-------- LISTED ENTRIES --------

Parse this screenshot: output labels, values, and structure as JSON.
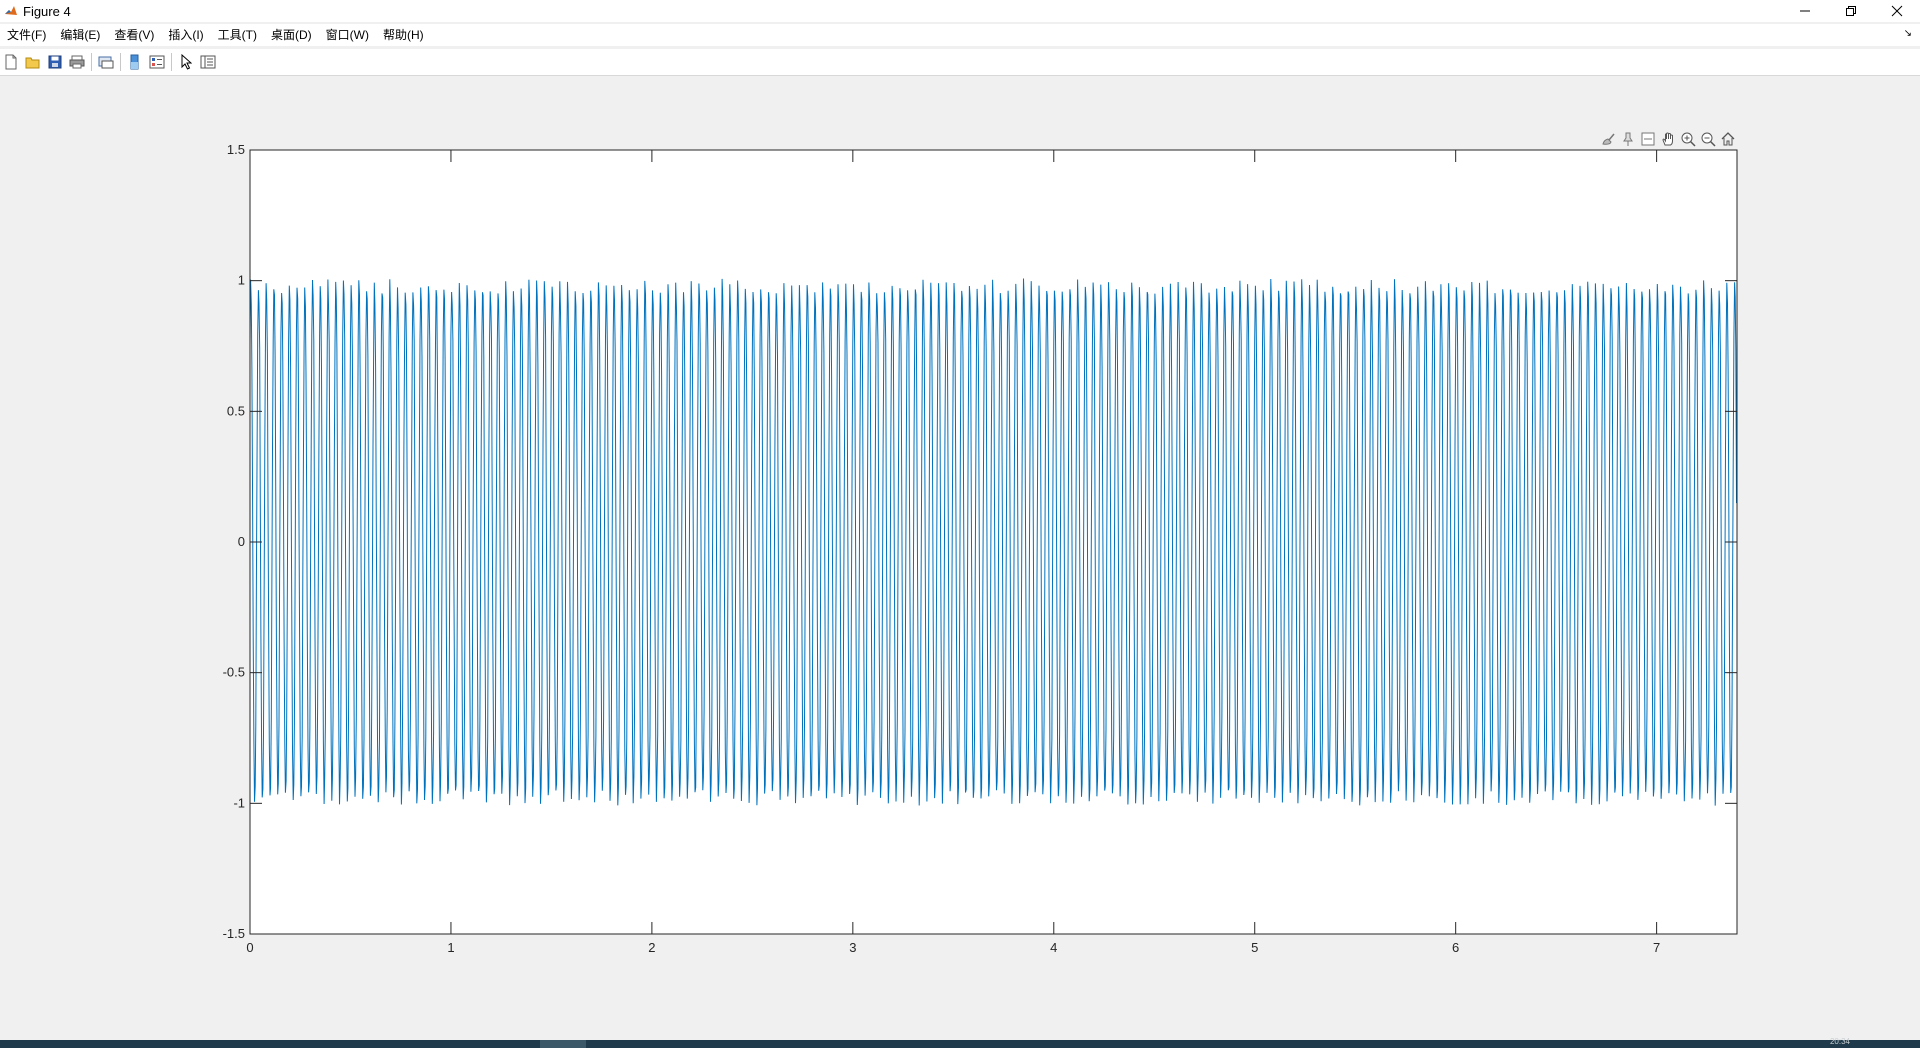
{
  "window": {
    "title": "Figure 4"
  },
  "menu": [
    "文件(F)",
    "编辑(E)",
    "查看(V)",
    "插入(I)",
    "工具(T)",
    "桌面(D)",
    "窗口(W)",
    "帮助(H)"
  ],
  "menu_corner": "↘",
  "toolbar": [
    "new-figure",
    "open-file",
    "save",
    "print",
    "separator",
    "print-preview",
    "separator",
    "colorbar",
    "legend",
    "separator",
    "edit-plot",
    "property-inspector"
  ],
  "axes_toolbar": [
    "brush",
    "data-cursor",
    "restore-view",
    "pan",
    "zoom-in",
    "zoom-out",
    "home"
  ],
  "taskbar": {
    "clock": "20:34"
  },
  "colors": {
    "line": "#0072bd",
    "background": "#f0f0f0",
    "axes": "#ffffff"
  },
  "chart_data": {
    "type": "line",
    "title": "",
    "xlabel": "",
    "ylabel": "",
    "xlim": [
      0,
      7.4
    ],
    "ylim": [
      -1.5,
      1.5
    ],
    "xticks": [
      "0",
      "1",
      "2",
      "3",
      "4",
      "5",
      "6",
      "7"
    ],
    "yticks": [
      "-1.5",
      "-1",
      "-0.5",
      "0",
      "0.5",
      "1",
      "1.5"
    ],
    "grid": false,
    "legend": "none",
    "series": [
      {
        "color": "#0072bd",
        "note_cycles_per_unit": 26,
        "peaks_approx": {
          "max": 1.3,
          "min": -1.26,
          "typical_high": 1.05,
          "typical_low": -1.05
        }
      }
    ]
  }
}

--------

### [SHORT TASK]
Repeat all the records above exactly, leaving out any pictures.

### [ANSWER TO THIS PROBLEM]
Parse this screenshot: output labels, values, and structure as JSON.
{
  "window": {
    "title": "Figure 4"
  },
  "menu": [
    "文件(F)",
    "编辑(E)",
    "查看(V)",
    "插入(I)",
    "工具(T)",
    "桌面(D)",
    "窗口(W)",
    "帮助(H)"
  ],
  "menu_corner": "↘",
  "toolbar": [
    "new-figure",
    "open-file",
    "save",
    "print",
    "separator",
    "print-preview",
    "separator",
    "colorbar",
    "legend",
    "separator",
    "edit-plot",
    "property-inspector"
  ],
  "axes_toolbar": [
    "brush",
    "data-cursor",
    "restore-view",
    "pan",
    "zoom-in",
    "zoom-out",
    "home"
  ],
  "taskbar": {
    "clock": "20:34"
  },
  "colors": {
    "line": "#0072bd",
    "background": "#f0f0f0",
    "axes": "#ffffff"
  },
  "chart_data": {
    "type": "line",
    "title": "",
    "xlabel": "",
    "ylabel": "",
    "xlim": [
      0,
      7.4
    ],
    "ylim": [
      -1.5,
      1.5
    ],
    "xticks": [
      "0",
      "1",
      "2",
      "3",
      "4",
      "5",
      "6",
      "7"
    ],
    "yticks": [
      "-1.5",
      "-1",
      "-0.5",
      "0",
      "0.5",
      "1",
      "1.5"
    ],
    "grid": false,
    "legend": "none",
    "series": [
      {
        "color": "#0072bd",
        "note_cycles_per_unit": 26,
        "peaks_approx": {
          "max": 1.3,
          "min": -1.26,
          "typical_high": 1.05,
          "typical_low": -1.05
        }
      }
    ]
  }
}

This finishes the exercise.